╔══

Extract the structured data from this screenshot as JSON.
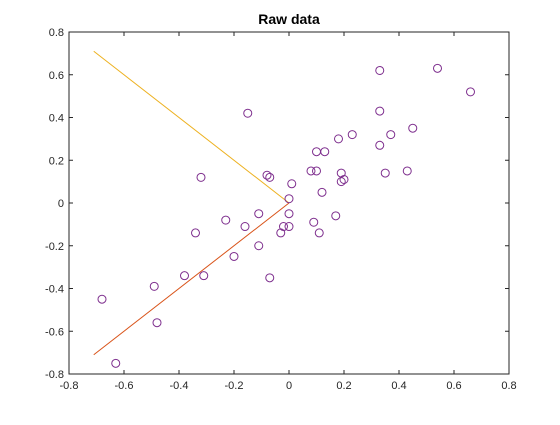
{
  "chart_data": {
    "type": "scatter",
    "title": "Raw data",
    "xlabel": "",
    "ylabel": "",
    "xlim": [
      -0.8,
      0.8
    ],
    "ylim": [
      -0.8,
      0.8
    ],
    "xticks": [
      -0.8,
      -0.6,
      -0.4,
      -0.2,
      0,
      0.2,
      0.4,
      0.6,
      0.8
    ],
    "xtick_labels": [
      "-0.8",
      "-0.6",
      "-0.4",
      "-0.2",
      "0",
      "0.2",
      "0.4",
      "0.6",
      "0.8"
    ],
    "yticks": [
      -0.8,
      -0.6,
      -0.4,
      -0.2,
      0,
      0.2,
      0.4,
      0.6,
      0.8
    ],
    "ytick_labels": [
      "-0.8",
      "-0.6",
      "-0.4",
      "-0.2",
      "0",
      "0.2",
      "0.4",
      "0.6",
      "0.8"
    ],
    "grid": false,
    "series": [
      {
        "type": "scatter",
        "color": "#7E2F8E",
        "marker": "circle",
        "points": [
          [
            -0.68,
            -0.45
          ],
          [
            -0.63,
            -0.75
          ],
          [
            -0.49,
            -0.39
          ],
          [
            -0.48,
            -0.56
          ],
          [
            -0.38,
            -0.34
          ],
          [
            -0.34,
            -0.14
          ],
          [
            -0.32,
            0.12
          ],
          [
            -0.31,
            -0.34
          ],
          [
            -0.23,
            -0.08
          ],
          [
            -0.2,
            -0.25
          ],
          [
            -0.16,
            -0.11
          ],
          [
            -0.15,
            0.42
          ],
          [
            -0.11,
            -0.05
          ],
          [
            -0.11,
            -0.2
          ],
          [
            -0.08,
            0.13
          ],
          [
            -0.07,
            0.12
          ],
          [
            -0.07,
            -0.35
          ],
          [
            -0.03,
            -0.14
          ],
          [
            -0.02,
            -0.11
          ],
          [
            0.0,
            -0.05
          ],
          [
            0.0,
            -0.11
          ],
          [
            0.0,
            0.02
          ],
          [
            0.01,
            0.09
          ],
          [
            0.08,
            0.15
          ],
          [
            0.09,
            -0.09
          ],
          [
            0.1,
            0.15
          ],
          [
            0.1,
            0.24
          ],
          [
            0.11,
            -0.14
          ],
          [
            0.12,
            0.05
          ],
          [
            0.13,
            0.24
          ],
          [
            0.17,
            -0.06
          ],
          [
            0.18,
            0.3
          ],
          [
            0.19,
            0.1
          ],
          [
            0.19,
            0.14
          ],
          [
            0.2,
            0.11
          ],
          [
            0.23,
            0.32
          ],
          [
            0.33,
            0.62
          ],
          [
            0.33,
            0.43
          ],
          [
            0.33,
            0.27
          ],
          [
            0.35,
            0.14
          ],
          [
            0.37,
            0.32
          ],
          [
            0.43,
            0.15
          ],
          [
            0.45,
            0.35
          ],
          [
            0.54,
            0.63
          ],
          [
            0.66,
            0.52
          ]
        ]
      },
      {
        "type": "line",
        "color": "#EDB120",
        "points": [
          [
            -0.71,
            0.71
          ],
          [
            0.0,
            0.0
          ]
        ]
      },
      {
        "type": "line",
        "color": "#D95319",
        "points": [
          [
            -0.71,
            -0.71
          ],
          [
            0.0,
            0.0
          ]
        ]
      }
    ]
  }
}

╚══

▶ [Description of the task]:
Select every line of the records holding the string "type".

▶ [Solution for this exercise]:
    "type": "scatter",
        "type": "scatter",
        "type": "line",
        "type": "line",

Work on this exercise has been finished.